▸ Written exercise
List every line in this data where the string "selected" occurs.

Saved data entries

— start —

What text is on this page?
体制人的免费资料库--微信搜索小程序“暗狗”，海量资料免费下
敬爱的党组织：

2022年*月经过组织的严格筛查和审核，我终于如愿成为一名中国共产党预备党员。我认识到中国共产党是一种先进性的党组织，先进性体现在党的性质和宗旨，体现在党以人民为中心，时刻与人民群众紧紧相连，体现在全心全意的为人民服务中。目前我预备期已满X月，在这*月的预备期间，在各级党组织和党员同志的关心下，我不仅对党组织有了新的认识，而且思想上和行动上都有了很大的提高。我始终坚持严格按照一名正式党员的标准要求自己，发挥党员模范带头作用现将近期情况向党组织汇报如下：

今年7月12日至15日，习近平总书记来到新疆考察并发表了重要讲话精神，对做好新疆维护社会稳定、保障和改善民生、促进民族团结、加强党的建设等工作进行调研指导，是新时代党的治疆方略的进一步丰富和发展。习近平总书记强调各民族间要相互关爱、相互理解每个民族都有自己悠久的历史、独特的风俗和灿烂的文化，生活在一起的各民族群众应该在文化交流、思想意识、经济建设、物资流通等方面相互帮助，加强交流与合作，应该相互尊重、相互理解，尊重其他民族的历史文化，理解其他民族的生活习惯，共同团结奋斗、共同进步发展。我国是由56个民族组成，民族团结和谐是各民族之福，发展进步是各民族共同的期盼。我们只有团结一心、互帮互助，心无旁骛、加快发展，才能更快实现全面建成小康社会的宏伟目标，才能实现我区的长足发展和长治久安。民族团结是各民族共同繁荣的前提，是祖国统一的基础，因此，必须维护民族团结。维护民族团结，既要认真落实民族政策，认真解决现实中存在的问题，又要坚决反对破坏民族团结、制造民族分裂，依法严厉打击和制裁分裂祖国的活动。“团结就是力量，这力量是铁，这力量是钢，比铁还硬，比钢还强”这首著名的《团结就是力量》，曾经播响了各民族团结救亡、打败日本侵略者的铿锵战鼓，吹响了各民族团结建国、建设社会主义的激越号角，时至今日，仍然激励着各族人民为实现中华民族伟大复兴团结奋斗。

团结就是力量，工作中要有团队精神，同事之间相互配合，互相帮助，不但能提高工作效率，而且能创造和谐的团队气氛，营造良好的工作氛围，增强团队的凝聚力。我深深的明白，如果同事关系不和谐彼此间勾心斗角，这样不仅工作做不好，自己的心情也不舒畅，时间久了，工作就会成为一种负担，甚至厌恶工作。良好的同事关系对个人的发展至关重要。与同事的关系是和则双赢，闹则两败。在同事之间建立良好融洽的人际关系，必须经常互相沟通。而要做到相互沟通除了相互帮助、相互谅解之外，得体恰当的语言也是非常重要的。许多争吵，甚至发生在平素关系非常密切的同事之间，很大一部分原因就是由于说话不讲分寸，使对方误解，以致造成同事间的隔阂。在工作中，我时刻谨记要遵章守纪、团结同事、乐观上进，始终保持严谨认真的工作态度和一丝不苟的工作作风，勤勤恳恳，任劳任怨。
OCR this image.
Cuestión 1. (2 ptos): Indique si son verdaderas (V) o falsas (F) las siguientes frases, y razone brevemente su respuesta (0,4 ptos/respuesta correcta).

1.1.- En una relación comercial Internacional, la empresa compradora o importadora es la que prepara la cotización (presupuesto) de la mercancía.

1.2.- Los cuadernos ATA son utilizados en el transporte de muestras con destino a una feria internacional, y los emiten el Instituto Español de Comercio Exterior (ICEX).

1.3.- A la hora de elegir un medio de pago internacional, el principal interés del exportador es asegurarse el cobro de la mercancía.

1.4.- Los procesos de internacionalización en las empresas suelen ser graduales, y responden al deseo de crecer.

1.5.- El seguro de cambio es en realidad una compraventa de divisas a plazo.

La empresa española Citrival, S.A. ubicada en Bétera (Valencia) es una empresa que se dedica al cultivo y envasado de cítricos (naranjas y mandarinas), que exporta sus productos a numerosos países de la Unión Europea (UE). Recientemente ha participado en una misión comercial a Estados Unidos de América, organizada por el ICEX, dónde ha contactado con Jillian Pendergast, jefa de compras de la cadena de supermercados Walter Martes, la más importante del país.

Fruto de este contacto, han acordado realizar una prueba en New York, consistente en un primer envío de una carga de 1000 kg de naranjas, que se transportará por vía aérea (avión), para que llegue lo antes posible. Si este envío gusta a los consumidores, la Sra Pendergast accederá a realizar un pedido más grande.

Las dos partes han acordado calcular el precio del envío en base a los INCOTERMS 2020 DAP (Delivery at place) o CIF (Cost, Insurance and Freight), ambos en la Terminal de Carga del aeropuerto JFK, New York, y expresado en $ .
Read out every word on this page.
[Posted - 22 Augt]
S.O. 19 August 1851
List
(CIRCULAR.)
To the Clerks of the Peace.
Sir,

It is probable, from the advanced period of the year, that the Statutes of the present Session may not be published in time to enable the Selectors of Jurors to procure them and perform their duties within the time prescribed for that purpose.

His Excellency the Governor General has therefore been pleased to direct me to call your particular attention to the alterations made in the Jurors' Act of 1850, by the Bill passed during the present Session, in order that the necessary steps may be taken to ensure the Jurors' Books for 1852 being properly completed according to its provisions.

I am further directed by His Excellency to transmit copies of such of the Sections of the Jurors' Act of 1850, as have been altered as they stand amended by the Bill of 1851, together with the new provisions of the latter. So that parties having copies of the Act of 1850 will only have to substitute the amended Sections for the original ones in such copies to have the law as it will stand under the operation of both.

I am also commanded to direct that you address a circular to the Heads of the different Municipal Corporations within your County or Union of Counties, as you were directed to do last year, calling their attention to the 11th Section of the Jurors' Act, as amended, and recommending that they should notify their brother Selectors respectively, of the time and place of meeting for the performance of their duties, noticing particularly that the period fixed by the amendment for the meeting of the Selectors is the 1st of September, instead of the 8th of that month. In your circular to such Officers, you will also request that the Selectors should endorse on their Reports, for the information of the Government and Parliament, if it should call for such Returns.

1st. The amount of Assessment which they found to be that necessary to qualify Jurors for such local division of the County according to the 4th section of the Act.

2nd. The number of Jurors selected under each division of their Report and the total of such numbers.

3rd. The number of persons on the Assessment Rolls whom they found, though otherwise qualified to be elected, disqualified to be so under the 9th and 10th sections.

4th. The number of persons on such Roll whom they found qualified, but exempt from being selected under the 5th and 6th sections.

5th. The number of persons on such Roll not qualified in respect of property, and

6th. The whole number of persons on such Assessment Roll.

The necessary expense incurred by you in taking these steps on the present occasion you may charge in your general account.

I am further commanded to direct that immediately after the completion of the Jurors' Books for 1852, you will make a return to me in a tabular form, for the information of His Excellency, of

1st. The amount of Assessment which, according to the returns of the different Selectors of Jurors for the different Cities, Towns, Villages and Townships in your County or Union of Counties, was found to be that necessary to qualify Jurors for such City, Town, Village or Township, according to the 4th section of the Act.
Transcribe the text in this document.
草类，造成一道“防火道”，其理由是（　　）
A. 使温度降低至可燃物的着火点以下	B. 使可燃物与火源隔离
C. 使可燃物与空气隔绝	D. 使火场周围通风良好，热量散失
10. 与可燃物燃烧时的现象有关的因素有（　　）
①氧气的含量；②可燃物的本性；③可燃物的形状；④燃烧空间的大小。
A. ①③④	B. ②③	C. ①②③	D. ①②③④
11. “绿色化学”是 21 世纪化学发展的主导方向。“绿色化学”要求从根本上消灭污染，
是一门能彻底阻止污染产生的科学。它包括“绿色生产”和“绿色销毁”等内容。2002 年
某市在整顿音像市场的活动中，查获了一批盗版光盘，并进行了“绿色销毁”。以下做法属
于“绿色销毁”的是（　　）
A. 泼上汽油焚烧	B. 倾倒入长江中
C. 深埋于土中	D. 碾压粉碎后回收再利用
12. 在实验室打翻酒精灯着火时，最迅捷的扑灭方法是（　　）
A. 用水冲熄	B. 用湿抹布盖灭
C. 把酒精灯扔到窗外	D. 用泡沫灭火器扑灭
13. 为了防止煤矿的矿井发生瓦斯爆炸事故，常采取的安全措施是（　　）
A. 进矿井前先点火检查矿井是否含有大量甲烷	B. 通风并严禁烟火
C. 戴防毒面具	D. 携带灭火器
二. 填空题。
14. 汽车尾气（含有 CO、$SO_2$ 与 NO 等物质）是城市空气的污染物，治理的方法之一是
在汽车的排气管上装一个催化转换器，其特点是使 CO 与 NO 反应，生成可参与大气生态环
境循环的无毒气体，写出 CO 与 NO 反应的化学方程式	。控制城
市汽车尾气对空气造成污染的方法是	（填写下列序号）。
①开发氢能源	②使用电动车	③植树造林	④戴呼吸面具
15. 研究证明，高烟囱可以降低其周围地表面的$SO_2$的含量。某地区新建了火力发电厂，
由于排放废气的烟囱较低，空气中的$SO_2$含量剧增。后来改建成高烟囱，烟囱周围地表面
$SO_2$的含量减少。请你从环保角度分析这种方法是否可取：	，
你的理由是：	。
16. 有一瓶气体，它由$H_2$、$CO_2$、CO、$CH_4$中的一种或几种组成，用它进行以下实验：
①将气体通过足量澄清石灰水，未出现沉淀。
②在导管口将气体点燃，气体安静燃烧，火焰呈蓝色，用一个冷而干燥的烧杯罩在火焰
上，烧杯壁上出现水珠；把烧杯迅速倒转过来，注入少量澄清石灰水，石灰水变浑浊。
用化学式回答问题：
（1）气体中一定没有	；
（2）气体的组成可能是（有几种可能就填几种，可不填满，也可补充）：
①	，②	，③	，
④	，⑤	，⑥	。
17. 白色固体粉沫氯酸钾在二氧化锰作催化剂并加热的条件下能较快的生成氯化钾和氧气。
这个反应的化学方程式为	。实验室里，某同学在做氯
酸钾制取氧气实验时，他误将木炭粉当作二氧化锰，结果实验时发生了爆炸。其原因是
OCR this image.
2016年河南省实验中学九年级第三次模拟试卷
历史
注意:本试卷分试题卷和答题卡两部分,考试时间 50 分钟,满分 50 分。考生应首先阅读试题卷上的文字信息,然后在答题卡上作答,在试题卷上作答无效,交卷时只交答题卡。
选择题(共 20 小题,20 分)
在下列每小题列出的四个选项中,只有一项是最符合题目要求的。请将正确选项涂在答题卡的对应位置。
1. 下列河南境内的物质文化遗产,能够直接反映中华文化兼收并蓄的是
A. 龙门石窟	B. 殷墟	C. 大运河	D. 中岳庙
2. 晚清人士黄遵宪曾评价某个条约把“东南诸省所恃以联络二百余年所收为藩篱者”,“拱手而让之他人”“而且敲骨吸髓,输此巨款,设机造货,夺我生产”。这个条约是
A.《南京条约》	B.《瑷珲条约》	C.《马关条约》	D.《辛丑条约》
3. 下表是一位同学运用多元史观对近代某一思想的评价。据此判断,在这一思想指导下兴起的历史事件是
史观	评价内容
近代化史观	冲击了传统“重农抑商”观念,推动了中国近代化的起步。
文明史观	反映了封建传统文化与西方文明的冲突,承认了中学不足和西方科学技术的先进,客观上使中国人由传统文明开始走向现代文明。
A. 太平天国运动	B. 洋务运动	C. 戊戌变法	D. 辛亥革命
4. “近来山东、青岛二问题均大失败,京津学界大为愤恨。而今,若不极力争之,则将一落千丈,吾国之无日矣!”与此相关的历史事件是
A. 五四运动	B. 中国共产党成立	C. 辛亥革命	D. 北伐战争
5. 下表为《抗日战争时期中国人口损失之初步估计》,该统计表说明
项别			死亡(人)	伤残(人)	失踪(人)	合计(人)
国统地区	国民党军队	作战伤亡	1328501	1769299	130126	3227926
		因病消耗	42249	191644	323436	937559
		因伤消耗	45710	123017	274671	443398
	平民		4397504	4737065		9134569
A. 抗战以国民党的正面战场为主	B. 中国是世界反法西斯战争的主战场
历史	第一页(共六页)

— end —

▸ Final answer
2nd. The number of Jurors selected under each division of their Report and the total of such numbers.
4th. The number of persons on such Roll whom they found qualified, but exempt from being selected under the 5th and 6th sections.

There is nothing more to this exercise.